(Collected data entries)
——

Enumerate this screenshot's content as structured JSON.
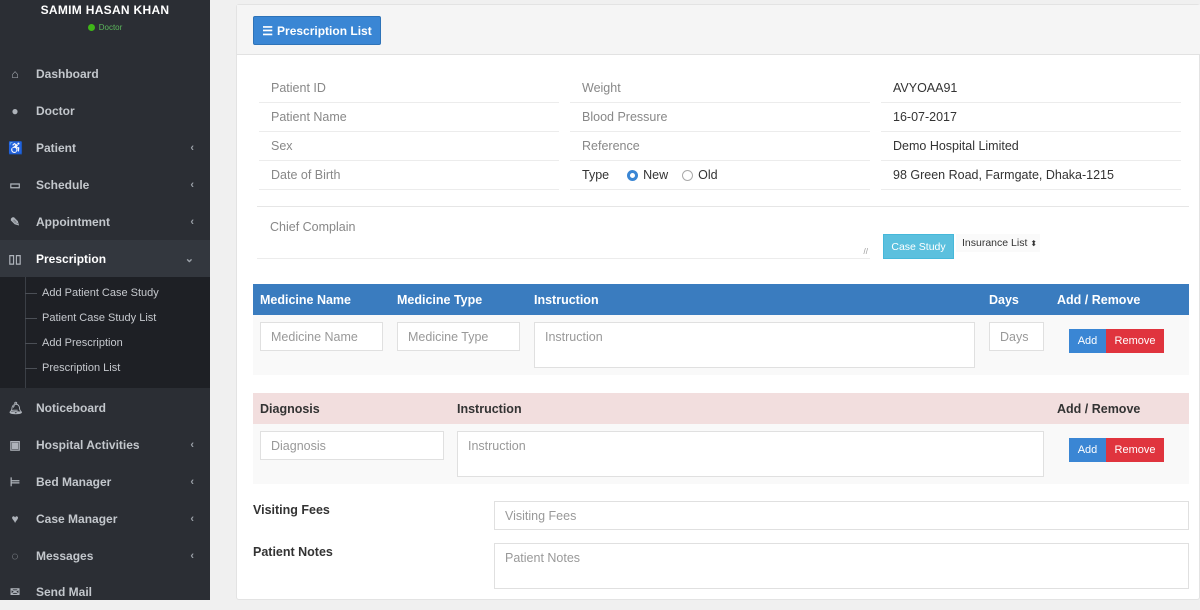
{
  "sidebar": {
    "user_name": "SAMIM HASAN KHAN",
    "user_role": "Doctor",
    "status_color": "#3fb618",
    "items": [
      {
        "label": "Dashboard",
        "icon": "home-icon",
        "has_chevron": false
      },
      {
        "label": "Doctor",
        "icon": "user-md-icon",
        "has_chevron": false
      },
      {
        "label": "Patient",
        "icon": "wheelchair-icon",
        "has_chevron": true
      },
      {
        "label": "Schedule",
        "icon": "calendar-icon",
        "has_chevron": true
      },
      {
        "label": "Appointment",
        "icon": "edit-icon",
        "has_chevron": true
      },
      {
        "label": "Prescription",
        "icon": "book-icon",
        "has_chevron": true,
        "active": true
      },
      {
        "label": "Noticeboard",
        "icon": "bell-icon",
        "has_chevron": false
      },
      {
        "label": "Hospital Activities",
        "icon": "hospital-icon",
        "has_chevron": true
      },
      {
        "label": "Bed Manager",
        "icon": "bed-icon",
        "has_chevron": true
      },
      {
        "label": "Case Manager",
        "icon": "heartbeat-icon",
        "has_chevron": true
      },
      {
        "label": "Messages",
        "icon": "comments-icon",
        "has_chevron": true
      },
      {
        "label": "Send Mail",
        "icon": "envelope-icon",
        "has_chevron": false
      }
    ],
    "submenu": [
      "Add Patient Case Study",
      "Patient Case Study List",
      "Add Prescription",
      "Prescription List"
    ]
  },
  "header": {
    "prescription_list_button": "Prescription List"
  },
  "patient_info": {
    "col1": [
      "Patient ID",
      "Patient  Name",
      "Sex",
      "Date of Birth"
    ],
    "col2": [
      "Weight",
      "Blood Pressure",
      "Reference"
    ],
    "type_label": "Type",
    "type_options": [
      "New",
      "Old"
    ],
    "type_selected": "New",
    "col3": [
      "AVYOAA91",
      "16-07-2017",
      "Demo Hospital Limited",
      "98 Green Road, Farmgate, Dhaka-1215"
    ]
  },
  "chief_complain": {
    "placeholder": "Chief Complain"
  },
  "case_study_button": "Case Study",
  "insurance_select": {
    "selected": "Insurance List"
  },
  "medicine_table": {
    "headers": [
      "Medicine Name",
      "Medicine Type",
      "Instruction",
      "Days",
      "Add / Remove"
    ],
    "placeholders": {
      "name": "Medicine Name",
      "type": "Medicine Type",
      "instruction": "Instruction",
      "days": "Days"
    },
    "add_label": "Add",
    "remove_label": "Remove"
  },
  "diagnosis_table": {
    "headers": [
      "Diagnosis",
      "Instruction",
      "Add / Remove"
    ],
    "placeholders": {
      "diagnosis": "Diagnosis",
      "instruction": "Instruction"
    },
    "add_label": "Add",
    "remove_label": "Remove"
  },
  "visiting_fees": {
    "label": "Visiting Fees",
    "placeholder": "Visiting Fees"
  },
  "patient_notes": {
    "label": "Patient Notes",
    "placeholder": "Patient Notes"
  },
  "colors": {
    "primary": "#3a86d4",
    "danger": "#e0343e",
    "info": "#5bc0de",
    "table_header": "#3a7cbf",
    "diagnosis_header": "#f2dede",
    "sidebar_bg": "#2b2e34"
  }
}
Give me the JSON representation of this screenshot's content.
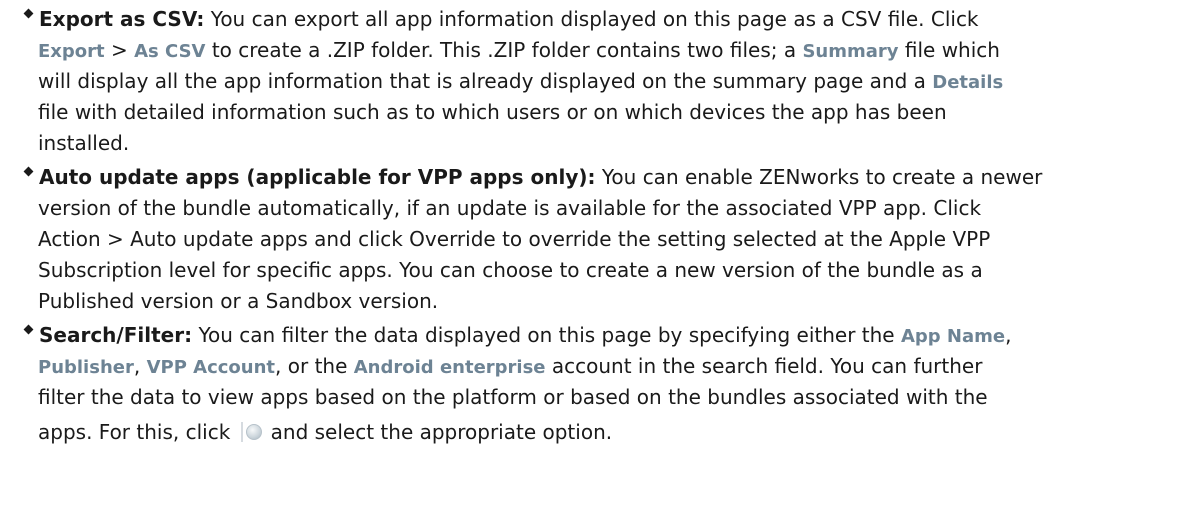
{
  "items": [
    {
      "term": "Export as CSV:",
      "lines": [
        [
          {
            "t": " You can export all app information displayed on this page as a CSV file. Click"
          }
        ],
        [
          {
            "t": "Export",
            "ui": true
          },
          {
            "t": " > "
          },
          {
            "t": "As CSV",
            "ui": true
          },
          {
            "t": " to create a .ZIP folder. This .ZIP folder contains two files; a "
          },
          {
            "t": "Summary",
            "ui": true
          },
          {
            "t": " file which"
          }
        ],
        [
          {
            "t": "will display all the app information that is already displayed on the summary page and a "
          },
          {
            "t": "Details",
            "ui": true
          }
        ],
        [
          {
            "t": "file with detailed information such as to which users or on which devices the app has been"
          }
        ],
        [
          {
            "t": "installed."
          }
        ]
      ]
    },
    {
      "term": "Auto update apps (applicable for VPP apps only):",
      "lines": [
        [
          {
            "t": "  You can enable ZENworks to create a newer"
          }
        ],
        [
          {
            "t": "version of the bundle automatically, if an update is available for the associated VPP app. Click"
          }
        ],
        [
          {
            "t": "Action > Auto update apps and click Override to override the setting selected at the Apple VPP"
          }
        ],
        [
          {
            "t": "Subscription level for specific apps. You can choose to create a new version of the bundle as a"
          }
        ],
        [
          {
            "t": "Published version or a Sandbox version."
          }
        ]
      ]
    },
    {
      "term": "Search/Filter:",
      "lines": [
        [
          {
            "t": " You can filter the data displayed on this page by specifying either the "
          },
          {
            "t": "App Name",
            "ui": true
          },
          {
            "t": ","
          }
        ],
        [
          {
            "t": "Publisher",
            "ui": true
          },
          {
            "t": ", "
          },
          {
            "t": "VPP Account",
            "ui": true
          },
          {
            "t": ", or the "
          },
          {
            "t": "Android enterprise",
            "ui": true
          },
          {
            "t": " account in the search field. You can further"
          }
        ],
        [
          {
            "t": "filter the data to view apps based on the platform or based on the bundles associated with the"
          }
        ],
        [
          {
            "t": "apps. For this, click "
          },
          {
            "icon": "filter-icon"
          },
          {
            "t": "and select the appropriate option."
          }
        ]
      ]
    }
  ]
}
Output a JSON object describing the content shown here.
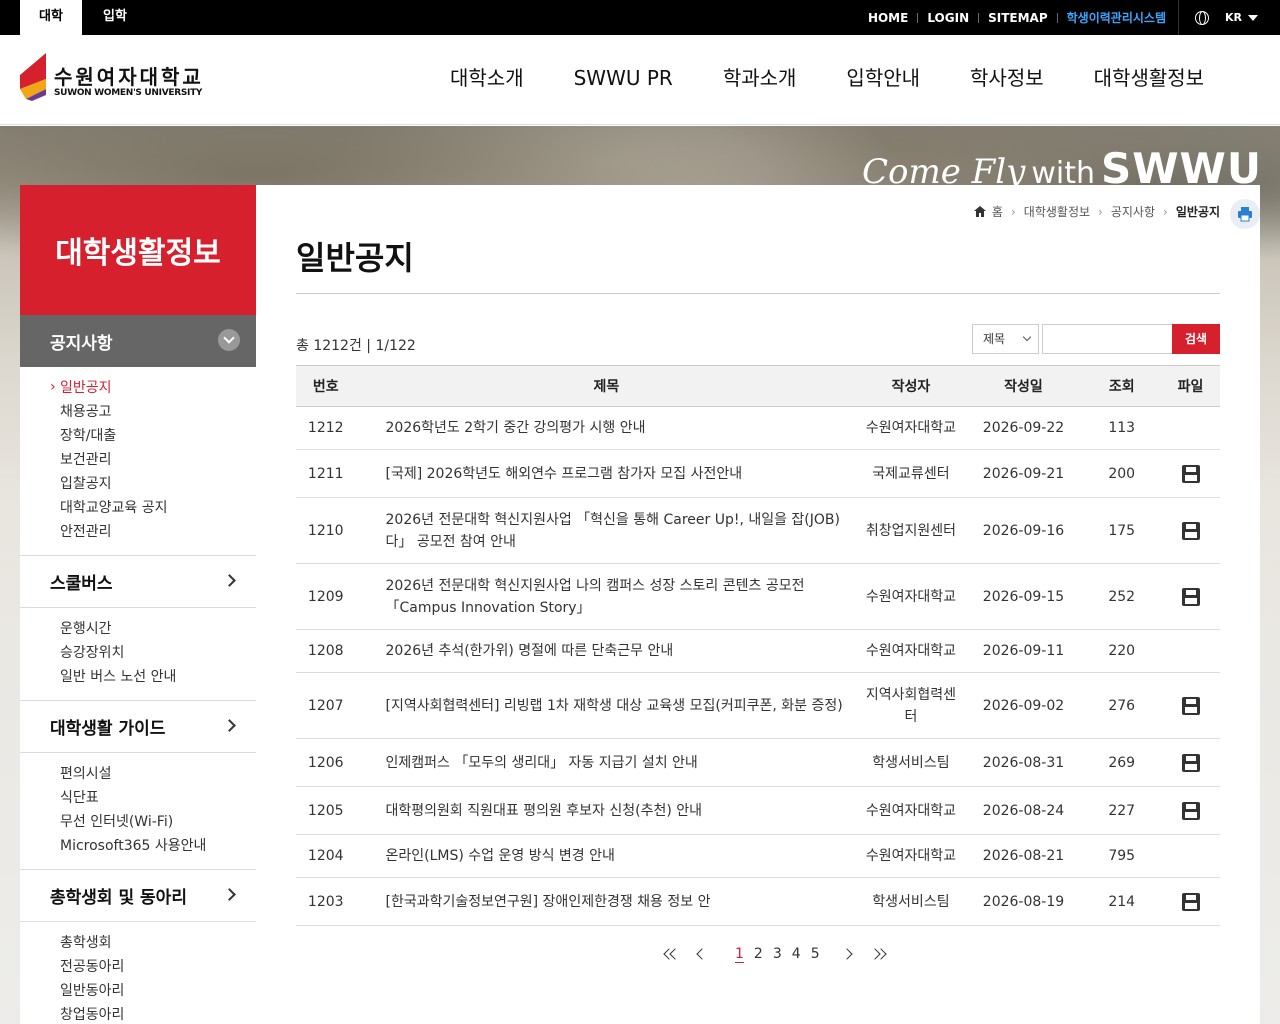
{
  "topbar": {
    "tabs": [
      "대학",
      "입학"
    ],
    "util": [
      "HOME",
      "LOGIN",
      "SITEMAP",
      "학생이력관리시스템"
    ],
    "lang": "KR"
  },
  "header": {
    "logo_kor": "수원여자대학교",
    "logo_eng": "SUWON WOMEN'S UNIVERSITY",
    "gnb": [
      "대학소개",
      "SWWU PR",
      "학과소개",
      "입학안내",
      "학사정보",
      "대학생활정보"
    ]
  },
  "hero": {
    "script": "Come Fly",
    "with": "with",
    "brand": "SWWU"
  },
  "lnb": {
    "title": "대학생활정보",
    "sections": [
      {
        "label": "공지사항",
        "items": [
          "일반공지",
          "채용공고",
          "장학/대출",
          "보건관리",
          "입찰공지",
          "대학교양교육 공지",
          "안전관리"
        ]
      },
      {
        "label": "스쿨버스",
        "items": [
          "운행시간",
          "승강장위치",
          "일반 버스 노선 안내"
        ]
      },
      {
        "label": "대학생활 가이드",
        "items": [
          "편의시설",
          "식단표",
          "무선 인터넷(Wi-Fi)",
          "Microsoft365 사용안내"
        ]
      },
      {
        "label": "총학생회 및 동아리",
        "items": [
          "총학생회",
          "전공동아리",
          "일반동아리",
          "창업동아리"
        ]
      }
    ]
  },
  "breadcrumb": [
    "홈",
    "대학생활정보",
    "공지사항",
    "일반공지"
  ],
  "page_title": "일반공지",
  "count_text": "총 1212건 | 1/122",
  "search": {
    "select": "제목",
    "button": "검색"
  },
  "table": {
    "headers": [
      "번호",
      "제목",
      "작성자",
      "작성일",
      "조회",
      "파일"
    ],
    "rows": [
      {
        "no": "1212",
        "title": "2026학년도 2학기 중간 강의평가 시행 안내",
        "writer": "수원여자대학교",
        "date": "2026-09-22",
        "views": "113",
        "file": false
      },
      {
        "no": "1211",
        "title": "[국제] 2026학년도 해외연수 프로그램 참가자 모집 사전안내",
        "writer": "국제교류센터",
        "date": "2026-09-21",
        "views": "200",
        "file": true
      },
      {
        "no": "1210",
        "title": "2026년 전문대학 혁신지원사업 「혁신을 통해 Career Up!, 내일을 잡(JOB)다」 공모전 참여 안내",
        "writer": "취창업지원센터",
        "date": "2026-09-16",
        "views": "175",
        "file": true
      },
      {
        "no": "1209",
        "title": "2026년 전문대학 혁신지원사업 나의 캠퍼스 성장 스토리 콘텐츠 공모전「Campus Innovation Story」",
        "writer": "수원여자대학교",
        "date": "2026-09-15",
        "views": "252",
        "file": true
      },
      {
        "no": "1208",
        "title": "2026년 추석(한가위) 명절에 따른 단축근무 안내",
        "writer": "수원여자대학교",
        "date": "2026-09-11",
        "views": "220",
        "file": false
      },
      {
        "no": "1207",
        "title": "[지역사회협력센터] 리빙랩 1차 재학생 대상 교육생 모집(커피쿠폰, 화분 증정)",
        "writer": "지역사회협력센터",
        "date": "2026-09-02",
        "views": "276",
        "file": true
      },
      {
        "no": "1206",
        "title": "인제캠퍼스 「모두의 생리대」 자동 지급기 설치 안내",
        "writer": "학생서비스팀",
        "date": "2026-08-31",
        "views": "269",
        "file": true
      },
      {
        "no": "1205",
        "title": "대학평의원회 직원대표 평의원 후보자 신청(추천) 안내",
        "writer": "수원여자대학교",
        "date": "2026-08-24",
        "views": "227",
        "file": true
      },
      {
        "no": "1204",
        "title": "온라인(LMS) 수업 운영 방식 변경 안내",
        "writer": "수원여자대학교",
        "date": "2026-08-21",
        "views": "795",
        "file": false
      },
      {
        "no": "1203",
        "title": "[한국과학기술정보연구원] 장애인제한경쟁 채용 정보 안",
        "writer": "학생서비스팀",
        "date": "2026-08-19",
        "views": "214",
        "file": true
      }
    ]
  },
  "pager": {
    "pages": [
      "1",
      "2",
      "3",
      "4",
      "5"
    ],
    "current": "1"
  },
  "colors": {
    "accent": "#d7202e",
    "util_link": "#3aa6ff"
  }
}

——

### REQUIRED WORK
Return only the number of lines in the entries that contain the string "information".

### ANSWER
3